▸ Required work:
Retype all of the data exactly as given.

[Start Recorded information]

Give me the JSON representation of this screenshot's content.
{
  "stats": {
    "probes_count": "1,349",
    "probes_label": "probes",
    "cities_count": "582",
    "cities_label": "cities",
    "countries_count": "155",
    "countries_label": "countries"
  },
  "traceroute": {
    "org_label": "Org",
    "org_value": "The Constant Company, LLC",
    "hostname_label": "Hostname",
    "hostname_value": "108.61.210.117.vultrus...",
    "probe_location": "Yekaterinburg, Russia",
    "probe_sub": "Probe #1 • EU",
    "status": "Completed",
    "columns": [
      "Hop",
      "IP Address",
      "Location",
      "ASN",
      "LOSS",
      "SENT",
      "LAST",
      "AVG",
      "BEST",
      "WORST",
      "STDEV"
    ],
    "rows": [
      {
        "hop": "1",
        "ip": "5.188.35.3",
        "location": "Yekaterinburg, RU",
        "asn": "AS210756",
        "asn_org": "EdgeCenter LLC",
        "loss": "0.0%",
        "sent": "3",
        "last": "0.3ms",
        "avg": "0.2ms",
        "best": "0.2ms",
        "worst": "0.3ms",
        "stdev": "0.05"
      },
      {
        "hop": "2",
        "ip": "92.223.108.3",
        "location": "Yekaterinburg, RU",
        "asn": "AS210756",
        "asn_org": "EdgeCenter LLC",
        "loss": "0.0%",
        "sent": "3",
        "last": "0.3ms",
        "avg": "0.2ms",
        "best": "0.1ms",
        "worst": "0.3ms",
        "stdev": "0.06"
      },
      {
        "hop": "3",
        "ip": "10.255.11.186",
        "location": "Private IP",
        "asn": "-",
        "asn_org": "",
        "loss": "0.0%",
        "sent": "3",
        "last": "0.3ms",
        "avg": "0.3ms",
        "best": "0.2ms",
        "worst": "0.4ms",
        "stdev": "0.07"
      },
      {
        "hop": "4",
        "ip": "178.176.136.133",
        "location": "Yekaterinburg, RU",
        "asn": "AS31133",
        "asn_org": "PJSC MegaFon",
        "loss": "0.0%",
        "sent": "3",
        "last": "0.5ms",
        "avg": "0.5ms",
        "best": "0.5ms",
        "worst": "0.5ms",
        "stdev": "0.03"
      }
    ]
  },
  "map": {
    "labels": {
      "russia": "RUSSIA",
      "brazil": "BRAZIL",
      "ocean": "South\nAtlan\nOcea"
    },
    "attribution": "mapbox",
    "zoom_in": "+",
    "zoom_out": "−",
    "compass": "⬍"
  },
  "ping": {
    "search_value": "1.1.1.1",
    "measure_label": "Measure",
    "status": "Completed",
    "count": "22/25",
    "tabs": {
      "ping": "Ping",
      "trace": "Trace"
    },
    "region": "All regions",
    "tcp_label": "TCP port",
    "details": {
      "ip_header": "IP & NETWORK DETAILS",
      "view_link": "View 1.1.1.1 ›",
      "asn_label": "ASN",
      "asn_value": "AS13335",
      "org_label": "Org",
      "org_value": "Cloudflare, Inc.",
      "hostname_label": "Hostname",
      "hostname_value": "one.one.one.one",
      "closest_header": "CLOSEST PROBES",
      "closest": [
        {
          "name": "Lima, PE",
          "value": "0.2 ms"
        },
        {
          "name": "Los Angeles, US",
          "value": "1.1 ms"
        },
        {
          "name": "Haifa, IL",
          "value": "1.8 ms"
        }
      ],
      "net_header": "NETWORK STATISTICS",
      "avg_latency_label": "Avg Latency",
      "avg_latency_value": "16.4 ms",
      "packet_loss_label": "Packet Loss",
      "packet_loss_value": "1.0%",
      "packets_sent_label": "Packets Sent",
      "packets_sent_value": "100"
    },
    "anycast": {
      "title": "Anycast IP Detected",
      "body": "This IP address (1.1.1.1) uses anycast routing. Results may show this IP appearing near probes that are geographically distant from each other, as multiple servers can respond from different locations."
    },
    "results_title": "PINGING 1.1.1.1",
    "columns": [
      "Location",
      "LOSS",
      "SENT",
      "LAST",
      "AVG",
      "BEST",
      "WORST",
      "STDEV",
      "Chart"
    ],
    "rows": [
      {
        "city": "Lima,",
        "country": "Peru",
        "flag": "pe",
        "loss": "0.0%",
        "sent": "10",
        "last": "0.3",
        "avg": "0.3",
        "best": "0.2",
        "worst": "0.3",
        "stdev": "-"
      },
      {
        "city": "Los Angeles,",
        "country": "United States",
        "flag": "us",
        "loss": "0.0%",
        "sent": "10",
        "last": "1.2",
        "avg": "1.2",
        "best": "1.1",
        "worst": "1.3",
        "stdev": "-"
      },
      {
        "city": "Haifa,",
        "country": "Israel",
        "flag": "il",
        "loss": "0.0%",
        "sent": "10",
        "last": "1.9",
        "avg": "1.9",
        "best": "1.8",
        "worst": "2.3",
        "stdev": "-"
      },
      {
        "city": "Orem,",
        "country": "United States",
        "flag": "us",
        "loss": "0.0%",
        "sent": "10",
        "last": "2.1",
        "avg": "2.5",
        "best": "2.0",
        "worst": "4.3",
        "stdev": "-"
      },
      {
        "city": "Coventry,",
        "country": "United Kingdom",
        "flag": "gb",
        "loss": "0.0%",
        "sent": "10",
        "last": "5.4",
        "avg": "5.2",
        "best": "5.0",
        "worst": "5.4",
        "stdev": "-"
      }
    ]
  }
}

[End Recorded information]

▸ Expected output:
Give me the JSON representation of this screenshot's content.
{
  "stats": {
    "probes_count": "1,349",
    "probes_label": "probes",
    "cities_count": "582",
    "cities_label": "cities",
    "countries_count": "155",
    "countries_label": "countries"
  },
  "traceroute": {
    "org_label": "Org",
    "org_value": "The Constant Company, LLC",
    "hostname_label": "Hostname",
    "hostname_value": "108.61.210.117.vultrus...",
    "probe_location": "Yekaterinburg, Russia",
    "probe_sub": "Probe #1 • EU",
    "status": "Completed",
    "columns": [
      "Hop",
      "IP Address",
      "Location",
      "ASN",
      "LOSS",
      "SENT",
      "LAST",
      "AVG",
      "BEST",
      "WORST",
      "STDEV"
    ],
    "rows": [
      {
        "hop": "1",
        "ip": "5.188.35.3",
        "location": "Yekaterinburg, RU",
        "asn": "AS210756",
        "asn_org": "EdgeCenter LLC",
        "loss": "0.0%",
        "sent": "3",
        "last": "0.3ms",
        "avg": "0.2ms",
        "best": "0.2ms",
        "worst": "0.3ms",
        "stdev": "0.05"
      },
      {
        "hop": "2",
        "ip": "92.223.108.3",
        "location": "Yekaterinburg, RU",
        "asn": "AS210756",
        "asn_org": "EdgeCenter LLC",
        "loss": "0.0%",
        "sent": "3",
        "last": "0.3ms",
        "avg": "0.2ms",
        "best": "0.1ms",
        "worst": "0.3ms",
        "stdev": "0.06"
      },
      {
        "hop": "3",
        "ip": "10.255.11.186",
        "location": "Private IP",
        "asn": "-",
        "asn_org": "",
        "loss": "0.0%",
        "sent": "3",
        "last": "0.3ms",
        "avg": "0.3ms",
        "best": "0.2ms",
        "worst": "0.4ms",
        "stdev": "0.07"
      },
      {
        "hop": "4",
        "ip": "178.176.136.133",
        "location": "Yekaterinburg, RU",
        "asn": "AS31133",
        "asn_org": "PJSC MegaFon",
        "loss": "0.0%",
        "sent": "3",
        "last": "0.5ms",
        "avg": "0.5ms",
        "best": "0.5ms",
        "worst": "0.5ms",
        "stdev": "0.03"
      }
    ]
  },
  "map": {
    "labels": {
      "russia": "RUSSIA",
      "brazil": "BRAZIL",
      "ocean": "South\nAtlan\nOcea"
    },
    "attribution": "mapbox",
    "zoom_in": "+",
    "zoom_out": "−",
    "compass": "⬍"
  },
  "ping": {
    "search_value": "1.1.1.1",
    "measure_label": "Measure",
    "status": "Completed",
    "count": "22/25",
    "tabs": {
      "ping": "Ping",
      "trace": "Trace"
    },
    "region": "All regions",
    "tcp_label": "TCP port",
    "details": {
      "ip_header": "IP & NETWORK DETAILS",
      "view_link": "View 1.1.1.1 ›",
      "asn_label": "ASN",
      "asn_value": "AS13335",
      "org_label": "Org",
      "org_value": "Cloudflare, Inc.",
      "hostname_label": "Hostname",
      "hostname_value": "one.one.one.one",
      "closest_header": "CLOSEST PROBES",
      "closest": [
        {
          "name": "Lima, PE",
          "value": "0.2 ms"
        },
        {
          "name": "Los Angeles, US",
          "value": "1.1 ms"
        },
        {
          "name": "Haifa, IL",
          "value": "1.8 ms"
        }
      ],
      "net_header": "NETWORK STATISTICS",
      "avg_latency_label": "Avg Latency",
      "avg_latency_value": "16.4 ms",
      "packet_loss_label": "Packet Loss",
      "packet_loss_value": "1.0%",
      "packets_sent_label": "Packets Sent",
      "packets_sent_value": "100"
    },
    "anycast": {
      "title": "Anycast IP Detected",
      "body": "This IP address (1.1.1.1) uses anycast routing. Results may show this IP appearing near probes that are geographically distant from each other, as multiple servers can respond from different locations."
    },
    "results_title": "PINGING 1.1.1.1",
    "columns": [
      "Location",
      "LOSS",
      "SENT",
      "LAST",
      "AVG",
      "BEST",
      "WORST",
      "STDEV",
      "Chart"
    ],
    "rows": [
      {
        "city": "Lima,",
        "country": "Peru",
        "flag": "pe",
        "loss": "0.0%",
        "sent": "10",
        "last": "0.3",
        "avg": "0.3",
        "best": "0.2",
        "worst": "0.3",
        "stdev": "-"
      },
      {
        "city": "Los Angeles,",
        "country": "United States",
        "flag": "us",
        "loss": "0.0%",
        "sent": "10",
        "last": "1.2",
        "avg": "1.2",
        "best": "1.1",
        "worst": "1.3",
        "stdev": "-"
      },
      {
        "city": "Haifa,",
        "country": "Israel",
        "flag": "il",
        "loss": "0.0%",
        "sent": "10",
        "last": "1.9",
        "avg": "1.9",
        "best": "1.8",
        "worst": "2.3",
        "stdev": "-"
      },
      {
        "city": "Orem,",
        "country": "United States",
        "flag": "us",
        "loss": "0.0%",
        "sent": "10",
        "last": "2.1",
        "avg": "2.5",
        "best": "2.0",
        "worst": "4.3",
        "stdev": "-"
      },
      {
        "city": "Coventry,",
        "country": "United Kingdom",
        "flag": "gb",
        "loss": "0.0%",
        "sent": "10",
        "last": "5.4",
        "avg": "5.2",
        "best": "5.0",
        "worst": "5.4",
        "stdev": "-"
      }
    ]
  }
}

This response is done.